*Material to process:*
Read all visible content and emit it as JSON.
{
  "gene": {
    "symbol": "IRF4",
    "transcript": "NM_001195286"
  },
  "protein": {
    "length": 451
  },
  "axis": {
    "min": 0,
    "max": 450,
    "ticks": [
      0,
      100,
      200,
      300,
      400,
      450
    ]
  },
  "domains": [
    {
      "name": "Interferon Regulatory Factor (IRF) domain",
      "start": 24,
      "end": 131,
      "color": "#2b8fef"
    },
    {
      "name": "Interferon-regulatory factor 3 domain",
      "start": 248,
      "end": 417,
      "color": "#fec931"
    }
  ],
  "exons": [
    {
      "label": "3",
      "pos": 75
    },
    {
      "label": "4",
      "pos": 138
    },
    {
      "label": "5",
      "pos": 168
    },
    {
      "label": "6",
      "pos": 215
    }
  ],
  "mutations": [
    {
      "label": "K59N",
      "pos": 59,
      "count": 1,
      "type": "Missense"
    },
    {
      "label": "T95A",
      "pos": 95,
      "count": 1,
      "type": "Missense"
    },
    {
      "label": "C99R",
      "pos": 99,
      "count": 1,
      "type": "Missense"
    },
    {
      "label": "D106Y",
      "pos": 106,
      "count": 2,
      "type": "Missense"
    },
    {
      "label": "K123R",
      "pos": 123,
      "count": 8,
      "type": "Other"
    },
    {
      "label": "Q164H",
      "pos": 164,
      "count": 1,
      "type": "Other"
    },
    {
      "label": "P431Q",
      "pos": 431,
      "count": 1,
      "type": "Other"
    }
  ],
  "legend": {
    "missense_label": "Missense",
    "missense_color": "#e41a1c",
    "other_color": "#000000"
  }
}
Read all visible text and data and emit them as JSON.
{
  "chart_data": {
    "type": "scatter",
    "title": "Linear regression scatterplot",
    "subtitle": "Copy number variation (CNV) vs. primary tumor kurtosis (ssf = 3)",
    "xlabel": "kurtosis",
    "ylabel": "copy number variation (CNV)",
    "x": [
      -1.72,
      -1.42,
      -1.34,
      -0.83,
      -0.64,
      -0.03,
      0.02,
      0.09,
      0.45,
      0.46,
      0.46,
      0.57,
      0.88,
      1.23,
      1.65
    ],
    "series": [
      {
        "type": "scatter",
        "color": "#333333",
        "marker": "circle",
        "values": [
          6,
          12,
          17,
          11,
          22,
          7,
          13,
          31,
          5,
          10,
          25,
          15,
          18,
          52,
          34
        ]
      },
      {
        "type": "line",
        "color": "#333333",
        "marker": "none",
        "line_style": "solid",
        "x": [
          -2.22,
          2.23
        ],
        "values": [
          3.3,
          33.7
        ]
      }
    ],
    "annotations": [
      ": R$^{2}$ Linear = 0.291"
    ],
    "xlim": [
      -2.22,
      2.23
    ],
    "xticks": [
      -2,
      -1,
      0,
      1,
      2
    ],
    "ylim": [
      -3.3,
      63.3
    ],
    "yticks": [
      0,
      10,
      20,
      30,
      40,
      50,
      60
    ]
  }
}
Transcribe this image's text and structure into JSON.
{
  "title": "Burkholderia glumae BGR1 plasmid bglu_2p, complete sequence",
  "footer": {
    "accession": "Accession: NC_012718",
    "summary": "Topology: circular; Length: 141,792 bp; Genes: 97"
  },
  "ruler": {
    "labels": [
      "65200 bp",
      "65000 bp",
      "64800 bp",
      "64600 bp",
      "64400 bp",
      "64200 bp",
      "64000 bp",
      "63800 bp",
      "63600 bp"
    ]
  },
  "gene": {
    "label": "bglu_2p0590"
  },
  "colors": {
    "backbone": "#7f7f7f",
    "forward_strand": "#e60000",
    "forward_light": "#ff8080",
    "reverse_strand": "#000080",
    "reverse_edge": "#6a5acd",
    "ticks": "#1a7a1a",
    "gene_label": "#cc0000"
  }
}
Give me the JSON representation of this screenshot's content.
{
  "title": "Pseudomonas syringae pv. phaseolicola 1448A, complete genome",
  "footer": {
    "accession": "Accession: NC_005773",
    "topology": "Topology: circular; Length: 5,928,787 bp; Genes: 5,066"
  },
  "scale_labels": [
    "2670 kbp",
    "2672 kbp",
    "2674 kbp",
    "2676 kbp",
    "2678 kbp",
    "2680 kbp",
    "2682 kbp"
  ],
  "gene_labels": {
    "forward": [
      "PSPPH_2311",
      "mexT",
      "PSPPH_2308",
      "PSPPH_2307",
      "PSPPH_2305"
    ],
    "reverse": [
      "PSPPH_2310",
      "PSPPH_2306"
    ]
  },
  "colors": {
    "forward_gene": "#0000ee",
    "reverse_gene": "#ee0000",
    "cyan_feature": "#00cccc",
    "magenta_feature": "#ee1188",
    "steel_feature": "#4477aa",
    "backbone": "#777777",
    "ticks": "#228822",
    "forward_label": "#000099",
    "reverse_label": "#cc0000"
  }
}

*What the exercise asks:* Each record should be returned precisely as written.

*Exercise answer:*
Read all visible content and emit it as JSON.
{
  "gene": {
    "symbol": "IRF4",
    "transcript": "NM_001195286"
  },
  "protein": {
    "length": 451
  },
  "axis": {
    "min": 0,
    "max": 450,
    "ticks": [
      0,
      100,
      200,
      300,
      400,
      450
    ]
  },
  "domains": [
    {
      "name": "Interferon Regulatory Factor (IRF) domain",
      "start": 24,
      "end": 131,
      "color": "#2b8fef"
    },
    {
      "name": "Interferon-regulatory factor 3 domain",
      "start": 248,
      "end": 417,
      "color": "#fec931"
    }
  ],
  "exons": [
    {
      "label": "3",
      "pos": 75
    },
    {
      "label": "4",
      "pos": 138
    },
    {
      "label": "5",
      "pos": 168
    },
    {
      "label": "6",
      "pos": 215
    }
  ],
  "mutations": [
    {
      "label": "K59N",
      "pos": 59,
      "count": 1,
      "type": "Missense"
    },
    {
      "label": "T95A",
      "pos": 95,
      "count": 1,
      "type": "Missense"
    },
    {
      "label": "C99R",
      "pos": 99,
      "count": 1,
      "type": "Missense"
    },
    {
      "label": "D106Y",
      "pos": 106,
      "count": 2,
      "type": "Missense"
    },
    {
      "label": "K123R",
      "pos": 123,
      "count": 8,
      "type": "Other"
    },
    {
      "label": "Q164H",
      "pos": 164,
      "count": 1,
      "type": "Other"
    },
    {
      "label": "P431Q",
      "pos": 431,
      "count": 1,
      "type": "Other"
    }
  ],
  "legend": {
    "missense_label": "Missense",
    "missense_color": "#e41a1c",
    "other_color": "#000000"
  }
}
Read all visible text and data and emit them as JSON.
{
  "chart_data": {
    "type": "scatter",
    "title": "Linear regression scatterplot",
    "subtitle": "Copy number variation (CNV) vs. primary tumor kurtosis (ssf = 3)",
    "xlabel": "kurtosis",
    "ylabel": "copy number variation (CNV)",
    "x": [
      -1.72,
      -1.42,
      -1.34,
      -0.83,
      -0.64,
      -0.03,
      0.02,
      0.09,
      0.45,
      0.46,
      0.46,
      0.57,
      0.88,
      1.23,
      1.65
    ],
    "series": [
      {
        "type": "scatter",
        "color": "#333333",
        "marker": "circle",
        "values": [
          6,
          12,
          17,
          11,
          22,
          7,
          13,
          31,
          5,
          10,
          25,
          15,
          18,
          52,
          34
        ]
      },
      {
        "type": "line",
        "color": "#333333",
        "marker": "none",
        "line_style": "solid",
        "x": [
          -2.22,
          2.23
        ],
        "values": [
          3.3,
          33.7
        ]
      }
    ],
    "annotations": [
      ": R$^{2}$ Linear = 0.291"
    ],
    "xlim": [
      -2.22,
      2.23
    ],
    "xticks": [
      -2,
      -1,
      0,
      1,
      2
    ],
    "ylim": [
      -3.3,
      63.3
    ],
    "yticks": [
      0,
      10,
      20,
      30,
      40,
      50,
      60
    ]
  }
}
Transcribe this image's text and structure into JSON.
{
  "title": "Burkholderia glumae BGR1 plasmid bglu_2p, complete sequence",
  "footer": {
    "accession": "Accession: NC_012718",
    "summary": "Topology: circular; Length: 141,792 bp; Genes: 97"
  },
  "ruler": {
    "labels": [
      "65200 bp",
      "65000 bp",
      "64800 bp",
      "64600 bp",
      "64400 bp",
      "64200 bp",
      "64000 bp",
      "63800 bp",
      "63600 bp"
    ]
  },
  "gene": {
    "label": "bglu_2p0590"
  },
  "colors": {
    "backbone": "#7f7f7f",
    "forward_strand": "#e60000",
    "forward_light": "#ff8080",
    "reverse_strand": "#000080",
    "reverse_edge": "#6a5acd",
    "ticks": "#1a7a1a",
    "gene_label": "#cc0000"
  }
}
Give me the JSON representation of this screenshot's content.
{
  "title": "Pseudomonas syringae pv. phaseolicola 1448A, complete genome",
  "footer": {
    "accession": "Accession: NC_005773",
    "topology": "Topology: circular; Length: 5,928,787 bp; Genes: 5,066"
  },
  "scale_labels": [
    "2670 kbp",
    "2672 kbp",
    "2674 kbp",
    "2676 kbp",
    "2678 kbp",
    "2680 kbp",
    "2682 kbp"
  ],
  "gene_labels": {
    "forward": [
      "PSPPH_2311",
      "mexT",
      "PSPPH_2308",
      "PSPPH_2307",
      "PSPPH_2305"
    ],
    "reverse": [
      "PSPPH_2310",
      "PSPPH_2306"
    ]
  },
  "colors": {
    "forward_gene": "#0000ee",
    "reverse_gene": "#ee0000",
    "cyan_feature": "#00cccc",
    "magenta_feature": "#ee1188",
    "steel_feature": "#4477aa",
    "backbone": "#777777",
    "ticks": "#228822",
    "forward_label": "#000099",
    "reverse_label": "#cc0000"
  }
}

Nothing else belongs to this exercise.